Entries from a dataset:
------------------------------

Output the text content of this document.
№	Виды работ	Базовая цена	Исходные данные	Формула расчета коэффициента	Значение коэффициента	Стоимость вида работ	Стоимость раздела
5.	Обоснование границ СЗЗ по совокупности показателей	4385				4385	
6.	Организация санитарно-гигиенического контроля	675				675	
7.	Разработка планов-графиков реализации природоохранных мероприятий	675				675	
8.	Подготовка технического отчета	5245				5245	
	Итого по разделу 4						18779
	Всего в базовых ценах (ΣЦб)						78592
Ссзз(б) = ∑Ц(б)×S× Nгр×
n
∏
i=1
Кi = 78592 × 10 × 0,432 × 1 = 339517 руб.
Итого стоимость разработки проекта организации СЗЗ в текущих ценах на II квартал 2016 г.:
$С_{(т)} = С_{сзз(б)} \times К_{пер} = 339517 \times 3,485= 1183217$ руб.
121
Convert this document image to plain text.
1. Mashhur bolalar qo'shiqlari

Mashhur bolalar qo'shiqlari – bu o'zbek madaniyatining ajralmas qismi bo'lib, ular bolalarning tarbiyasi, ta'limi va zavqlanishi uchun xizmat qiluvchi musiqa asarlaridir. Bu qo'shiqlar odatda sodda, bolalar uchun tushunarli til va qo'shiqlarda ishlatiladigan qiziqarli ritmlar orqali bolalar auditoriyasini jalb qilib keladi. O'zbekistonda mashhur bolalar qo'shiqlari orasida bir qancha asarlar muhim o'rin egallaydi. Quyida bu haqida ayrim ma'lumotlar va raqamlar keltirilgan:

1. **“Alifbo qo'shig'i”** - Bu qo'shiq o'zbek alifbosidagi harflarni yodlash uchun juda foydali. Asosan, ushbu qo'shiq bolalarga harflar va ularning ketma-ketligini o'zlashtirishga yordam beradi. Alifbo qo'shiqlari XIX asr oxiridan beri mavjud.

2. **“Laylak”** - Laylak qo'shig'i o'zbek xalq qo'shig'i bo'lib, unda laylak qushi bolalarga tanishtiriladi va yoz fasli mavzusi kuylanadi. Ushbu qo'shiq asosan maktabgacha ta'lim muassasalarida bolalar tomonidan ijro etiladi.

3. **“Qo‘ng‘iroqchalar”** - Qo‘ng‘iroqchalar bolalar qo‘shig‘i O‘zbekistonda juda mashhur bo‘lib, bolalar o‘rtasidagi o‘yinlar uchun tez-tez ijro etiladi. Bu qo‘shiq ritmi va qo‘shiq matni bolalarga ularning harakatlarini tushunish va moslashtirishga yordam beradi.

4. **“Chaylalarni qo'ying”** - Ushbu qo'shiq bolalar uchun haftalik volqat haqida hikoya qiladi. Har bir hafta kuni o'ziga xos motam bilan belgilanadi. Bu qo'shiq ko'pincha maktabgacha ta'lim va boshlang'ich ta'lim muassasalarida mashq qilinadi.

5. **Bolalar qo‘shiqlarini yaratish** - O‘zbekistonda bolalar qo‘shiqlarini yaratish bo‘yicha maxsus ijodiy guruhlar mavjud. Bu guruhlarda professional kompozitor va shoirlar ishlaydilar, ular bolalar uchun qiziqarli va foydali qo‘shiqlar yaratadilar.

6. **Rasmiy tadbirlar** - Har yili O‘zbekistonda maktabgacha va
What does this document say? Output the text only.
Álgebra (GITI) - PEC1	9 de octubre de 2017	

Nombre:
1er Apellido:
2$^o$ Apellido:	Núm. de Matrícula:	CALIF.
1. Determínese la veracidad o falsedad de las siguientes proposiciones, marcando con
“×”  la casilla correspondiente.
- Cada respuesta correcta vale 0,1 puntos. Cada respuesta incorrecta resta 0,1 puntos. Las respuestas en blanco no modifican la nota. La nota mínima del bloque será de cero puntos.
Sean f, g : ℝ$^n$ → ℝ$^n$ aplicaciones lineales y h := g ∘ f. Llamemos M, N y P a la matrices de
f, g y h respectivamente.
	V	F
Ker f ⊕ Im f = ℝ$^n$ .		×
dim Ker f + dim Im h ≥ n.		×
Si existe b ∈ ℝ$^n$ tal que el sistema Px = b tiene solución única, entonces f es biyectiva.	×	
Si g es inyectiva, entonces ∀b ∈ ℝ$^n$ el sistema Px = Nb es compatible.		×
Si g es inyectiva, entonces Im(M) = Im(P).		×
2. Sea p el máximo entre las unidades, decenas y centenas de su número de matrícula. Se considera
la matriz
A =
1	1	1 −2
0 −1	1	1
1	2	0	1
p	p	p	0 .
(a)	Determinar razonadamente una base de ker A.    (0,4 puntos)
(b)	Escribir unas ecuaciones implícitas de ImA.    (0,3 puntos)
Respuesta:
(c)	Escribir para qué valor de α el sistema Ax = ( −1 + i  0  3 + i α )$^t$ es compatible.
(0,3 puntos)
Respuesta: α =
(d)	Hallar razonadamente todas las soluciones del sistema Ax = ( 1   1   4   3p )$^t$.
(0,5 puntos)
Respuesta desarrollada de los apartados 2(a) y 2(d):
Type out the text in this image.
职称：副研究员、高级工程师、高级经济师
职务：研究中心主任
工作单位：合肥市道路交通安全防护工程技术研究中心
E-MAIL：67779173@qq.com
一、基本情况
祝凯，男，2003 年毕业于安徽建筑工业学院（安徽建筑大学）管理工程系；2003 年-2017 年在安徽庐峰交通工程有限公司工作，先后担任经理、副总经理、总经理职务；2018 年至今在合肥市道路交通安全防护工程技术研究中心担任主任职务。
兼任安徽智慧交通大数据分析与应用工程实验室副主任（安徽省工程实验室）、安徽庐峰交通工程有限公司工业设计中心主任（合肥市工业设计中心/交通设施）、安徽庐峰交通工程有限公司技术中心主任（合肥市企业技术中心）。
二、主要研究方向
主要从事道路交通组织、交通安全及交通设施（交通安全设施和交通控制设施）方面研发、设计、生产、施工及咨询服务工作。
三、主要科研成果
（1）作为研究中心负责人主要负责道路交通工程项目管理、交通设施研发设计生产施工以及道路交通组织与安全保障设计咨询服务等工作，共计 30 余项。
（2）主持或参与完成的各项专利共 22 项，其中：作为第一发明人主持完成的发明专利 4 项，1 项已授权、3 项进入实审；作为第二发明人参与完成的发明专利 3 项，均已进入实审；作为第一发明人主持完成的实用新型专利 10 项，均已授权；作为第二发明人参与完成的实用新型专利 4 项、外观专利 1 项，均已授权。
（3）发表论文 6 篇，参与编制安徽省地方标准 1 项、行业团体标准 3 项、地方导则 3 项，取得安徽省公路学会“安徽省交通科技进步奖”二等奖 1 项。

------------------------------

• _What the task requires_: Identify and extract each line of the listing that contains "Output".

• _Task solution_:
Output the text content of this document.
What does this document say? Output the text only.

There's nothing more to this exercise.